What follows is a block of records; restate each one word for word.

Recorded data:
========================================================================
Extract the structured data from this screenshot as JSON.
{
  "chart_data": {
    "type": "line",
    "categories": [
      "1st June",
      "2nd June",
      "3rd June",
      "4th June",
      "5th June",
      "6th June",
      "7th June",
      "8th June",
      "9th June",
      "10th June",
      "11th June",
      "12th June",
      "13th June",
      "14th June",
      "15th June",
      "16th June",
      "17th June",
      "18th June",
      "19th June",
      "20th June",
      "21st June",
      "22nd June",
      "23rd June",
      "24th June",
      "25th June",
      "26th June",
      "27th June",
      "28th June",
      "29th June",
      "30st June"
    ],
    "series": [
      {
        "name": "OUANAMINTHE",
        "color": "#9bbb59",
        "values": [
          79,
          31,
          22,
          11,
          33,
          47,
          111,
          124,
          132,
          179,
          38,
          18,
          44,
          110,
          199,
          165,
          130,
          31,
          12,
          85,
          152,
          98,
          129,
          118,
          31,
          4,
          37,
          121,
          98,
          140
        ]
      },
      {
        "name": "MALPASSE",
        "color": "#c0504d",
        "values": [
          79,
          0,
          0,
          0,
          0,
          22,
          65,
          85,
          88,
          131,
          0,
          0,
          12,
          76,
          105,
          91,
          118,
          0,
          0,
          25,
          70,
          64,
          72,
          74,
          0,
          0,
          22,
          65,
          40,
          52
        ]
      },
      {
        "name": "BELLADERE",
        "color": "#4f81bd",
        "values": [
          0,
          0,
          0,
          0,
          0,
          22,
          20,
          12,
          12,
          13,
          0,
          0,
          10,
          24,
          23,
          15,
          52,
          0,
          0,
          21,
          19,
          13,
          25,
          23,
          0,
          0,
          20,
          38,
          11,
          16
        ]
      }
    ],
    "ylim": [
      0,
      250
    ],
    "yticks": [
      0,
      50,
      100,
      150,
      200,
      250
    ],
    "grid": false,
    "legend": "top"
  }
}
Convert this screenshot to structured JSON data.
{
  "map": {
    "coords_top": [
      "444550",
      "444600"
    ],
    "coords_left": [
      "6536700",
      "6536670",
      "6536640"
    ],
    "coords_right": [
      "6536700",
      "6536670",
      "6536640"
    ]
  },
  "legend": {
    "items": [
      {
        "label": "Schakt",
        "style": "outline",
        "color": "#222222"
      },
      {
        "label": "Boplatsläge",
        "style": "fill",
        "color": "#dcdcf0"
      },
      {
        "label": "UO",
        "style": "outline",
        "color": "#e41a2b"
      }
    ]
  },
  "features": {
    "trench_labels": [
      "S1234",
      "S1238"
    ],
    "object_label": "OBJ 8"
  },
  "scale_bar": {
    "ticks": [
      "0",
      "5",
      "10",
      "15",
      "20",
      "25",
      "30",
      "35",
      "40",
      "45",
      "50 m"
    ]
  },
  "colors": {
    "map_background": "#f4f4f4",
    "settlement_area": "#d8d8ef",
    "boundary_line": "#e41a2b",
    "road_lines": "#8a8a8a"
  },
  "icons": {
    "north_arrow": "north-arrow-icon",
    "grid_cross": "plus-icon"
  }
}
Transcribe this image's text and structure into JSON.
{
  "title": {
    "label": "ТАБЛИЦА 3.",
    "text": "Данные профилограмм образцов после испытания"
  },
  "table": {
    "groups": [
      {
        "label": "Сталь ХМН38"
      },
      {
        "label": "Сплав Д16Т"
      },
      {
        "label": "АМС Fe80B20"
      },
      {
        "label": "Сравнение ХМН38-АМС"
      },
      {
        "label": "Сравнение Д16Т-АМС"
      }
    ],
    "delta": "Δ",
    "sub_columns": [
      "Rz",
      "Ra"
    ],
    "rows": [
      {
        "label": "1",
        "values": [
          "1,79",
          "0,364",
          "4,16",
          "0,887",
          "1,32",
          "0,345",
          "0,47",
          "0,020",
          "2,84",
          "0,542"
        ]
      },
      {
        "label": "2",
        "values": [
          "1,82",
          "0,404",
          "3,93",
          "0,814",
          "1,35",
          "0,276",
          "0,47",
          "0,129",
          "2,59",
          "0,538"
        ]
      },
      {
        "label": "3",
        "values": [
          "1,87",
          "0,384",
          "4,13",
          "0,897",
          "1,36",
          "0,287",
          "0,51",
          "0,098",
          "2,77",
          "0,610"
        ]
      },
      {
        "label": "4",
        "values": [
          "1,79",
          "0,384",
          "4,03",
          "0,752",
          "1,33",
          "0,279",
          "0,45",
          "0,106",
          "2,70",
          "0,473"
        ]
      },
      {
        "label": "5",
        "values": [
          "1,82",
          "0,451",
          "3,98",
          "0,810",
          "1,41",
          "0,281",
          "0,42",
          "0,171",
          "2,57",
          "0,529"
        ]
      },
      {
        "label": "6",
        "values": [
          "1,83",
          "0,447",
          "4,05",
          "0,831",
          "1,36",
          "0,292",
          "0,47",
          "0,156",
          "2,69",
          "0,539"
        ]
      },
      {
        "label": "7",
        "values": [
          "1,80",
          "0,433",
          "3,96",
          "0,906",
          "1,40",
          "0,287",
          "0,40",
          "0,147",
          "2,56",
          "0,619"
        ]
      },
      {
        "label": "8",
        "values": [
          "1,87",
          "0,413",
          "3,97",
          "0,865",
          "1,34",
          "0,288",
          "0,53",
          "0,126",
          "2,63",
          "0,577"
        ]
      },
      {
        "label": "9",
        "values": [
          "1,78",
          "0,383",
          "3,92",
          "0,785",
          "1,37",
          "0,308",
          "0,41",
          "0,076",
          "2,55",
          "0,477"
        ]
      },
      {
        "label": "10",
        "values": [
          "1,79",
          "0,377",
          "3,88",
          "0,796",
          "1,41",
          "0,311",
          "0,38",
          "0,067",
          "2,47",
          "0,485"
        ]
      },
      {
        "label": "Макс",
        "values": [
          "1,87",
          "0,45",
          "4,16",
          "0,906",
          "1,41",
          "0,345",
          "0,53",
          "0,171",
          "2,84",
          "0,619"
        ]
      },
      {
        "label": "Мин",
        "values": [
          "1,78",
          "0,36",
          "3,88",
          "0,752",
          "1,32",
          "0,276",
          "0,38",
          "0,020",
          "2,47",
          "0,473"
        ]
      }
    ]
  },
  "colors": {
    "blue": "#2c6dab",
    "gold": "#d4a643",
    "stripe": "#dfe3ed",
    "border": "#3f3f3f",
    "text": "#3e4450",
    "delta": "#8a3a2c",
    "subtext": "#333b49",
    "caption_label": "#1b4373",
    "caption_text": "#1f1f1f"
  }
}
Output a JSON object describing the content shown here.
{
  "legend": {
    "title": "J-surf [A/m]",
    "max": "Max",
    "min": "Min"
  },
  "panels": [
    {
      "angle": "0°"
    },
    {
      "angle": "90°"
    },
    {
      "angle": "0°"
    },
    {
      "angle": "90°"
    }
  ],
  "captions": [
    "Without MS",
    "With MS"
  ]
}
========================================================================
**SOLUTION**
Extract the structured data from this screenshot as JSON.
{
  "chart_data": {
    "type": "line",
    "categories": [
      "1st June",
      "2nd June",
      "3rd June",
      "4th June",
      "5th June",
      "6th June",
      "7th June",
      "8th June",
      "9th June",
      "10th June",
      "11th June",
      "12th June",
      "13th June",
      "14th June",
      "15th June",
      "16th June",
      "17th June",
      "18th June",
      "19th June",
      "20th June",
      "21st June",
      "22nd June",
      "23rd June",
      "24th June",
      "25th June",
      "26th June",
      "27th June",
      "28th June",
      "29th June",
      "30st June"
    ],
    "series": [
      {
        "name": "OUANAMINTHE",
        "color": "#9bbb59",
        "values": [
          79,
          31,
          22,
          11,
          33,
          47,
          111,
          124,
          132,
          179,
          38,
          18,
          44,
          110,
          199,
          165,
          130,
          31,
          12,
          85,
          152,
          98,
          129,
          118,
          31,
          4,
          37,
          121,
          98,
          140
        ]
      },
      {
        "name": "MALPASSE",
        "color": "#c0504d",
        "values": [
          79,
          0,
          0,
          0,
          0,
          22,
          65,
          85,
          88,
          131,
          0,
          0,
          12,
          76,
          105,
          91,
          118,
          0,
          0,
          25,
          70,
          64,
          72,
          74,
          0,
          0,
          22,
          65,
          40,
          52
        ]
      },
      {
        "name": "BELLADERE",
        "color": "#4f81bd",
        "values": [
          0,
          0,
          0,
          0,
          0,
          22,
          20,
          12,
          12,
          13,
          0,
          0,
          10,
          24,
          23,
          15,
          52,
          0,
          0,
          21,
          19,
          13,
          25,
          23,
          0,
          0,
          20,
          38,
          11,
          16
        ]
      }
    ],
    "ylim": [
      0,
      250
    ],
    "yticks": [
      0,
      50,
      100,
      150,
      200,
      250
    ],
    "grid": false,
    "legend": "top"
  }
}
Convert this screenshot to structured JSON data.
{
  "map": {
    "coords_top": [
      "444550",
      "444600"
    ],
    "coords_left": [
      "6536700",
      "6536670",
      "6536640"
    ],
    "coords_right": [
      "6536700",
      "6536670",
      "6536640"
    ]
  },
  "legend": {
    "items": [
      {
        "label": "Schakt",
        "style": "outline",
        "color": "#222222"
      },
      {
        "label": "Boplatsläge",
        "style": "fill",
        "color": "#dcdcf0"
      },
      {
        "label": "UO",
        "style": "outline",
        "color": "#e41a2b"
      }
    ]
  },
  "features": {
    "trench_labels": [
      "S1234",
      "S1238"
    ],
    "object_label": "OBJ 8"
  },
  "scale_bar": {
    "ticks": [
      "0",
      "5",
      "10",
      "15",
      "20",
      "25",
      "30",
      "35",
      "40",
      "45",
      "50 m"
    ]
  },
  "colors": {
    "map_background": "#f4f4f4",
    "settlement_area": "#d8d8ef",
    "boundary_line": "#e41a2b",
    "road_lines": "#8a8a8a"
  },
  "icons": {
    "north_arrow": "north-arrow-icon",
    "grid_cross": "plus-icon"
  }
}
Transcribe this image's text and structure into JSON.
{
  "title": {
    "label": "ТАБЛИЦА 3.",
    "text": "Данные профилограмм образцов после испытания"
  },
  "table": {
    "groups": [
      {
        "label": "Сталь ХМН38"
      },
      {
        "label": "Сплав Д16Т"
      },
      {
        "label": "АМС Fe80B20"
      },
      {
        "label": "Сравнение ХМН38-АМС"
      },
      {
        "label": "Сравнение Д16Т-АМС"
      }
    ],
    "delta": "Δ",
    "sub_columns": [
      "Rz",
      "Ra"
    ],
    "rows": [
      {
        "label": "1",
        "values": [
          "1,79",
          "0,364",
          "4,16",
          "0,887",
          "1,32",
          "0,345",
          "0,47",
          "0,020",
          "2,84",
          "0,542"
        ]
      },
      {
        "label": "2",
        "values": [
          "1,82",
          "0,404",
          "3,93",
          "0,814",
          "1,35",
          "0,276",
          "0,47",
          "0,129",
          "2,59",
          "0,538"
        ]
      },
      {
        "label": "3",
        "values": [
          "1,87",
          "0,384",
          "4,13",
          "0,897",
          "1,36",
          "0,287",
          "0,51",
          "0,098",
          "2,77",
          "0,610"
        ]
      },
      {
        "label": "4",
        "values": [
          "1,79",
          "0,384",
          "4,03",
          "0,752",
          "1,33",
          "0,279",
          "0,45",
          "0,106",
          "2,70",
          "0,473"
        ]
      },
      {
        "label": "5",
        "values": [
          "1,82",
          "0,451",
          "3,98",
          "0,810",
          "1,41",
          "0,281",
          "0,42",
          "0,171",
          "2,57",
          "0,529"
        ]
      },
      {
        "label": "6",
        "values": [
          "1,83",
          "0,447",
          "4,05",
          "0,831",
          "1,36",
          "0,292",
          "0,47",
          "0,156",
          "2,69",
          "0,539"
        ]
      },
      {
        "label": "7",
        "values": [
          "1,80",
          "0,433",
          "3,96",
          "0,906",
          "1,40",
          "0,287",
          "0,40",
          "0,147",
          "2,56",
          "0,619"
        ]
      },
      {
        "label": "8",
        "values": [
          "1,87",
          "0,413",
          "3,97",
          "0,865",
          "1,34",
          "0,288",
          "0,53",
          "0,126",
          "2,63",
          "0,577"
        ]
      },
      {
        "label": "9",
        "values": [
          "1,78",
          "0,383",
          "3,92",
          "0,785",
          "1,37",
          "0,308",
          "0,41",
          "0,076",
          "2,55",
          "0,477"
        ]
      },
      {
        "label": "10",
        "values": [
          "1,79",
          "0,377",
          "3,88",
          "0,796",
          "1,41",
          "0,311",
          "0,38",
          "0,067",
          "2,47",
          "0,485"
        ]
      },
      {
        "label": "Макс",
        "values": [
          "1,87",
          "0,45",
          "4,16",
          "0,906",
          "1,41",
          "0,345",
          "0,53",
          "0,171",
          "2,84",
          "0,619"
        ]
      },
      {
        "label": "Мин",
        "values": [
          "1,78",
          "0,36",
          "3,88",
          "0,752",
          "1,32",
          "0,276",
          "0,38",
          "0,020",
          "2,47",
          "0,473"
        ]
      }
    ]
  },
  "colors": {
    "blue": "#2c6dab",
    "gold": "#d4a643",
    "stripe": "#dfe3ed",
    "border": "#3f3f3f",
    "text": "#3e4450",
    "delta": "#8a3a2c",
    "subtext": "#333b49",
    "caption_label": "#1b4373",
    "caption_text": "#1f1f1f"
  }
}
Output a JSON object describing the content shown here.
{
  "legend": {
    "title": "J-surf [A/m]",
    "max": "Max",
    "min": "Min"
  },
  "panels": [
    {
      "angle": "0°"
    },
    {
      "angle": "90°"
    },
    {
      "angle": "0°"
    },
    {
      "angle": "90°"
    }
  ],
  "captions": [
    "Without MS",
    "With MS"
  ]
}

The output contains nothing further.